TASK INPUTS:
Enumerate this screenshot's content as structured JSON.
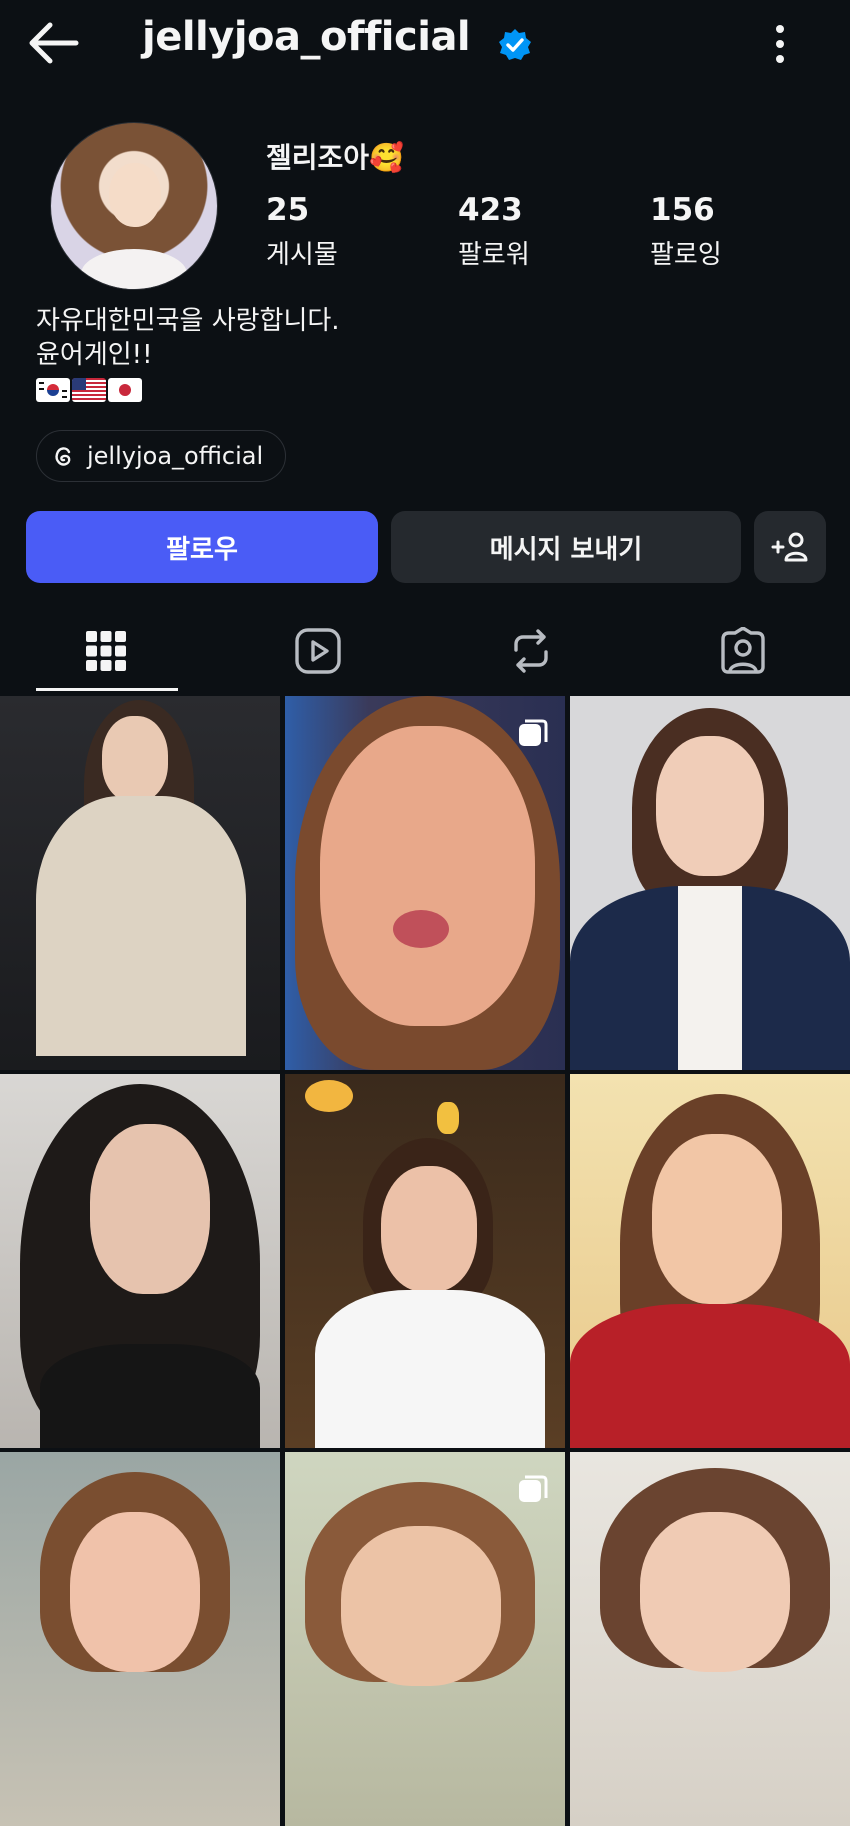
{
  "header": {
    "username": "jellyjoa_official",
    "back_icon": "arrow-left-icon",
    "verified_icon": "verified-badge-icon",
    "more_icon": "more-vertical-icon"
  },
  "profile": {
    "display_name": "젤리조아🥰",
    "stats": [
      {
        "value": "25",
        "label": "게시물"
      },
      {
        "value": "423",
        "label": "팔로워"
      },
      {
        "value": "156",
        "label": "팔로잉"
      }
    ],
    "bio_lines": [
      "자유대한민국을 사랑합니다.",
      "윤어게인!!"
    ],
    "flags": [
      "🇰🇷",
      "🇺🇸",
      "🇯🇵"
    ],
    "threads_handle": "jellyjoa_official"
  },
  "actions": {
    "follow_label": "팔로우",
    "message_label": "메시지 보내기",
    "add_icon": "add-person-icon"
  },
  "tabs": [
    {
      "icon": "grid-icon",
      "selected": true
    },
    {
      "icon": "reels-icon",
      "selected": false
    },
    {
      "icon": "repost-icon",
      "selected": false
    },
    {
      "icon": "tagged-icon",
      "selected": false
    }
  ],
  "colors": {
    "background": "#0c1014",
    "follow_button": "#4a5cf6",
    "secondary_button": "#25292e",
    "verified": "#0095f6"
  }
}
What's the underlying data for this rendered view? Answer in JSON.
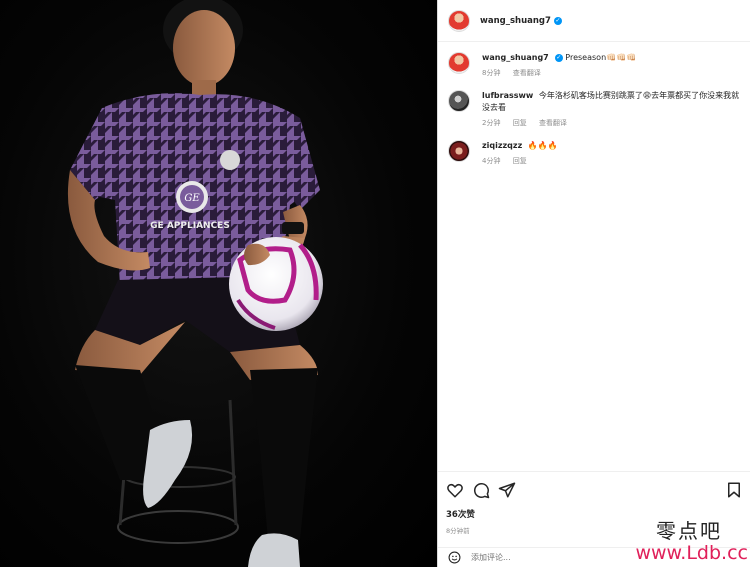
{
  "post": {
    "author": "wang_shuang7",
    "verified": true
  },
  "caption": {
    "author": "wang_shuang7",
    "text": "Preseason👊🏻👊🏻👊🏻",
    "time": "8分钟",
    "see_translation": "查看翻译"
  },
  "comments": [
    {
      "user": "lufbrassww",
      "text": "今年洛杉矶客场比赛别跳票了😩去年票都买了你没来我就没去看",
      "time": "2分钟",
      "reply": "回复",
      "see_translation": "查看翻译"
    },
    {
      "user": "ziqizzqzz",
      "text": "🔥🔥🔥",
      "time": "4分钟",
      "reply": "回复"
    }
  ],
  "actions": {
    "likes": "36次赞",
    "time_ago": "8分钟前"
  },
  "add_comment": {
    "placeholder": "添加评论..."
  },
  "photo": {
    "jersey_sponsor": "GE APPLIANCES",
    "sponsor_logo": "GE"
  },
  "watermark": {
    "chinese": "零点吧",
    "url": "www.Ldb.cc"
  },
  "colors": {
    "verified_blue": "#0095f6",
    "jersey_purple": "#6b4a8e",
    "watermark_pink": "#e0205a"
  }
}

WHAT IS NEEDED: Quote the material word for word, dropping any images it holds.

ANSWER FOR THE TASK:
Enumerate this screenshot's content as structured JSON.
{
  "header": {
    "username": "jellyjoa_official",
    "back_icon": "arrow-left-icon",
    "verified_icon": "verified-badge-icon",
    "more_icon": "more-vertical-icon"
  },
  "profile": {
    "display_name": "젤리조아🥰",
    "stats": [
      {
        "value": "25",
        "label": "게시물"
      },
      {
        "value": "423",
        "label": "팔로워"
      },
      {
        "value": "156",
        "label": "팔로잉"
      }
    ],
    "bio_lines": [
      "자유대한민국을 사랑합니다.",
      "윤어게인!!"
    ],
    "flags": [
      "🇰🇷",
      "🇺🇸",
      "🇯🇵"
    ],
    "threads_handle": "jellyjoa_official"
  },
  "actions": {
    "follow_label": "팔로우",
    "message_label": "메시지 보내기",
    "add_icon": "add-person-icon"
  },
  "tabs": [
    {
      "icon": "grid-icon",
      "selected": true
    },
    {
      "icon": "reels-icon",
      "selected": false
    },
    {
      "icon": "repost-icon",
      "selected": false
    },
    {
      "icon": "tagged-icon",
      "selected": false
    }
  ],
  "colors": {
    "background": "#0c1014",
    "follow_button": "#4a5cf6",
    "secondary_button": "#25292e",
    "verified": "#0095f6"
  }
}
What's the underlying data for this rendered view? Answer in JSON.
{
  "post": {
    "author": "wang_shuang7",
    "verified": true
  },
  "caption": {
    "author": "wang_shuang7",
    "text": "Preseason👊🏻👊🏻👊🏻",
    "time": "8分钟",
    "see_translation": "查看翻译"
  },
  "comments": [
    {
      "user": "lufbrassww",
      "text": "今年洛杉矶客场比赛别跳票了😩去年票都买了你没来我就没去看",
      "time": "2分钟",
      "reply": "回复",
      "see_translation": "查看翻译"
    },
    {
      "user": "ziqizzqzz",
      "text": "🔥🔥🔥",
      "time": "4分钟",
      "reply": "回复"
    }
  ],
  "actions": {
    "likes": "36次赞",
    "time_ago": "8分钟前"
  },
  "add_comment": {
    "placeholder": "添加评论..."
  },
  "photo": {
    "jersey_sponsor": "GE APPLIANCES",
    "sponsor_logo": "GE"
  },
  "watermark": {
    "chinese": "零点吧",
    "url": "www.Ldb.cc"
  },
  "colors": {
    "verified_blue": "#0095f6",
    "jersey_purple": "#6b4a8e",
    "watermark_pink": "#e0205a"
  }
}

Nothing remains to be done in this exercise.